▶ Set exercise: Could you give the data below again, exactly and completely?
▼
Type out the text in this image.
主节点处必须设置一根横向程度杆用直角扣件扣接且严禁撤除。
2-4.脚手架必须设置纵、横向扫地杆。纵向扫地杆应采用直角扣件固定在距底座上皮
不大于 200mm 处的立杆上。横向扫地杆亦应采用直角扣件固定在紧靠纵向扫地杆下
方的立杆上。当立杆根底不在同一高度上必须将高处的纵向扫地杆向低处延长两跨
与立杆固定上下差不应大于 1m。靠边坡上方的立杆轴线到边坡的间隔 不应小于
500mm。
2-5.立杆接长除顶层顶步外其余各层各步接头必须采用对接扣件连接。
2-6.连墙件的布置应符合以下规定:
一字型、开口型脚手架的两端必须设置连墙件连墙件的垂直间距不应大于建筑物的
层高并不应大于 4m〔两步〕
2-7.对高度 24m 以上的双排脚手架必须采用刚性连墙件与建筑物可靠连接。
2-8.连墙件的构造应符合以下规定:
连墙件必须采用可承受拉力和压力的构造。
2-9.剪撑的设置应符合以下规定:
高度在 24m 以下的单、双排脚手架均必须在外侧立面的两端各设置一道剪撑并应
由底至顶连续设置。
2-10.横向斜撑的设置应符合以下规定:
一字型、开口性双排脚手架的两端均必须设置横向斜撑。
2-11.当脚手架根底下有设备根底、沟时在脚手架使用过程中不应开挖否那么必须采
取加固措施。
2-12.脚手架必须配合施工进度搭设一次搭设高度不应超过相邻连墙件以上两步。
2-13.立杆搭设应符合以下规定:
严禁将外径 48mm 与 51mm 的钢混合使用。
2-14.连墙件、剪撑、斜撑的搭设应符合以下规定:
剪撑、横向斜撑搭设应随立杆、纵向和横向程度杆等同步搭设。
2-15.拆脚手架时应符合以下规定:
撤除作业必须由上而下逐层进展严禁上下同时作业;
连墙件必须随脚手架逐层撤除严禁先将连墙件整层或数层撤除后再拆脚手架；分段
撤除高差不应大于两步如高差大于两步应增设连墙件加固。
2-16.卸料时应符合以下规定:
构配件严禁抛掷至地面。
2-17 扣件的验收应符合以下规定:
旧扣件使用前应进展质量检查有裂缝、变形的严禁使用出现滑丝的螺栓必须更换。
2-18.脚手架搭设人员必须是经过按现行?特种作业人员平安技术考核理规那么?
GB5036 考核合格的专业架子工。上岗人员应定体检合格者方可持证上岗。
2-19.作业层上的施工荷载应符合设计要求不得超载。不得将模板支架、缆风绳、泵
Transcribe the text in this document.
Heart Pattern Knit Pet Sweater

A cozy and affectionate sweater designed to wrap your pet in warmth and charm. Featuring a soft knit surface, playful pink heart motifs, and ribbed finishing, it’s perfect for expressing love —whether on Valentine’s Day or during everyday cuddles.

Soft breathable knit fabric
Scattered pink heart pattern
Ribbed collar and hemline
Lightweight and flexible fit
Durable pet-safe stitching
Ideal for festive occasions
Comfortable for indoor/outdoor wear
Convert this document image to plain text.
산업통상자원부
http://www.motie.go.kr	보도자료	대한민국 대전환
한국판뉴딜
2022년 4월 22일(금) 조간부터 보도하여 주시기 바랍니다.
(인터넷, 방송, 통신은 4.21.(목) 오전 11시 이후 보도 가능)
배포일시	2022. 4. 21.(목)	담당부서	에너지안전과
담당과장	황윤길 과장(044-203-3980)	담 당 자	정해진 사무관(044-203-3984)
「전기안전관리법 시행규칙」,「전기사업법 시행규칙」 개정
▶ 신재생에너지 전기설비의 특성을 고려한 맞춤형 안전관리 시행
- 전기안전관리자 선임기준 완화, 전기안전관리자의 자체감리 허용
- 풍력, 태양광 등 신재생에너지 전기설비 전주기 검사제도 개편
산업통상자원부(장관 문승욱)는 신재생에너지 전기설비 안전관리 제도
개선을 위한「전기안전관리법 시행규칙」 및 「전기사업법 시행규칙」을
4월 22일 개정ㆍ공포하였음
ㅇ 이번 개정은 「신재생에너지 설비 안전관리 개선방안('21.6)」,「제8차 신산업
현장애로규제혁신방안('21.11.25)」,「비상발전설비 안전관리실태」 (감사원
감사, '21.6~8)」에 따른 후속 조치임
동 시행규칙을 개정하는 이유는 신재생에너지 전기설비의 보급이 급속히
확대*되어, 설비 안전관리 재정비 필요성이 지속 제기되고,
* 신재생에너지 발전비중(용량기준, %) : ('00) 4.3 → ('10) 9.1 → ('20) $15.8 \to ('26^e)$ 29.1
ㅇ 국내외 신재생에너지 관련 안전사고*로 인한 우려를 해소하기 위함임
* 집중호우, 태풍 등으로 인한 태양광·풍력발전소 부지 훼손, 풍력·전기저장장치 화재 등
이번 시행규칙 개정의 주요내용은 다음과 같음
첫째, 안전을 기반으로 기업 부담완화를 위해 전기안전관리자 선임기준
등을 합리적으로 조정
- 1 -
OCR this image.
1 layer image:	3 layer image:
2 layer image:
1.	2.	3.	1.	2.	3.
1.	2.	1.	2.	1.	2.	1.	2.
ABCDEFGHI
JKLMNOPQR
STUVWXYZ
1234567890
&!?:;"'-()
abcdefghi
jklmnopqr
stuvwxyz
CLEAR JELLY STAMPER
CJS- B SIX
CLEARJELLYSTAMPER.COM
▲
▶ Answer below:
Type out the text in this image.
主节点处必须设置一根横向程度杆用直角扣件扣接且严禁撤除。
2-4.脚手架必须设置纵、横向扫地杆。纵向扫地杆应采用直角扣件固定在距底座上皮
不大于 200mm 处的立杆上。横向扫地杆亦应采用直角扣件固定在紧靠纵向扫地杆下
方的立杆上。当立杆根底不在同一高度上必须将高处的纵向扫地杆向低处延长两跨
与立杆固定上下差不应大于 1m。靠边坡上方的立杆轴线到边坡的间隔 不应小于
500mm。
2-5.立杆接长除顶层顶步外其余各层各步接头必须采用对接扣件连接。
2-6.连墙件的布置应符合以下规定:
一字型、开口型脚手架的两端必须设置连墙件连墙件的垂直间距不应大于建筑物的
层高并不应大于 4m〔两步〕
2-7.对高度 24m 以上的双排脚手架必须采用刚性连墙件与建筑物可靠连接。
2-8.连墙件的构造应符合以下规定:
连墙件必须采用可承受拉力和压力的构造。
2-9.剪撑的设置应符合以下规定:
高度在 24m 以下的单、双排脚手架均必须在外侧立面的两端各设置一道剪撑并应
由底至顶连续设置。
2-10.横向斜撑的设置应符合以下规定:
一字型、开口性双排脚手架的两端均必须设置横向斜撑。
2-11.当脚手架根底下有设备根底、沟时在脚手架使用过程中不应开挖否那么必须采
取加固措施。
2-12.脚手架必须配合施工进度搭设一次搭设高度不应超过相邻连墙件以上两步。
2-13.立杆搭设应符合以下规定:
严禁将外径 48mm 与 51mm 的钢混合使用。
2-14.连墙件、剪撑、斜撑的搭设应符合以下规定:
剪撑、横向斜撑搭设应随立杆、纵向和横向程度杆等同步搭设。
2-15.拆脚手架时应符合以下规定:
撤除作业必须由上而下逐层进展严禁上下同时作业;
连墙件必须随脚手架逐层撤除严禁先将连墙件整层或数层撤除后再拆脚手架；分段
撤除高差不应大于两步如高差大于两步应增设连墙件加固。
2-16.卸料时应符合以下规定:
构配件严禁抛掷至地面。
2-17 扣件的验收应符合以下规定:
旧扣件使用前应进展质量检查有裂缝、变形的严禁使用出现滑丝的螺栓必须更换。
2-18.脚手架搭设人员必须是经过按现行?特种作业人员平安技术考核理规那么?
GB5036 考核合格的专业架子工。上岗人员应定体检合格者方可持证上岗。
2-19.作业层上的施工荷载应符合设计要求不得超载。不得将模板支架、缆风绳、泵
Transcribe the text in this document.
Heart Pattern Knit Pet Sweater

A cozy and affectionate sweater designed to wrap your pet in warmth and charm. Featuring a soft knit surface, playful pink heart motifs, and ribbed finishing, it’s perfect for expressing love —whether on Valentine’s Day or during everyday cuddles.

Soft breathable knit fabric
Scattered pink heart pattern
Ribbed collar and hemline
Lightweight and flexible fit
Durable pet-safe stitching
Ideal for festive occasions
Comfortable for indoor/outdoor wear
Convert this document image to plain text.
산업통상자원부
http://www.motie.go.kr	보도자료	대한민국 대전환
한국판뉴딜
2022년 4월 22일(금) 조간부터 보도하여 주시기 바랍니다.
(인터넷, 방송, 통신은 4.21.(목) 오전 11시 이후 보도 가능)
배포일시	2022. 4. 21.(목)	담당부서	에너지안전과
담당과장	황윤길 과장(044-203-3980)	담 당 자	정해진 사무관(044-203-3984)
「전기안전관리법 시행규칙」,「전기사업법 시행규칙」 개정
▶ 신재생에너지 전기설비의 특성을 고려한 맞춤형 안전관리 시행
- 전기안전관리자 선임기준 완화, 전기안전관리자의 자체감리 허용
- 풍력, 태양광 등 신재생에너지 전기설비 전주기 검사제도 개편
산업통상자원부(장관 문승욱)는 신재생에너지 전기설비 안전관리 제도
개선을 위한「전기안전관리법 시행규칙」 및 「전기사업법 시행규칙」을
4월 22일 개정ㆍ공포하였음
ㅇ 이번 개정은 「신재생에너지 설비 안전관리 개선방안('21.6)」,「제8차 신산업
현장애로규제혁신방안('21.11.25)」,「비상발전설비 안전관리실태」 (감사원
감사, '21.6~8)」에 따른 후속 조치임
동 시행규칙을 개정하는 이유는 신재생에너지 전기설비의 보급이 급속히
확대*되어, 설비 안전관리 재정비 필요성이 지속 제기되고,
* 신재생에너지 발전비중(용량기준, %) : ('00) 4.3 → ('10) 9.1 → ('20) $15.8 \to ('26^e)$ 29.1
ㅇ 국내외 신재생에너지 관련 안전사고*로 인한 우려를 해소하기 위함임
* 집중호우, 태풍 등으로 인한 태양광·풍력발전소 부지 훼손, 풍력·전기저장장치 화재 등
이번 시행규칙 개정의 주요내용은 다음과 같음
첫째, 안전을 기반으로 기업 부담완화를 위해 전기안전관리자 선임기준
등을 합리적으로 조정
- 1 -
OCR this image.
1 layer image:	3 layer image:
2 layer image:
1.	2.	3.	1.	2.	3.
1.	2.	1.	2.	1.	2.	1.	2.
ABCDEFGHI
JKLMNOPQR
STUVWXYZ
1234567890
&!?:;"'-()
abcdefghi
jklmnopqr
stuvwxyz
CLEAR JELLY STAMPER
CJS- B SIX
CLEARJELLYSTAMPER.COM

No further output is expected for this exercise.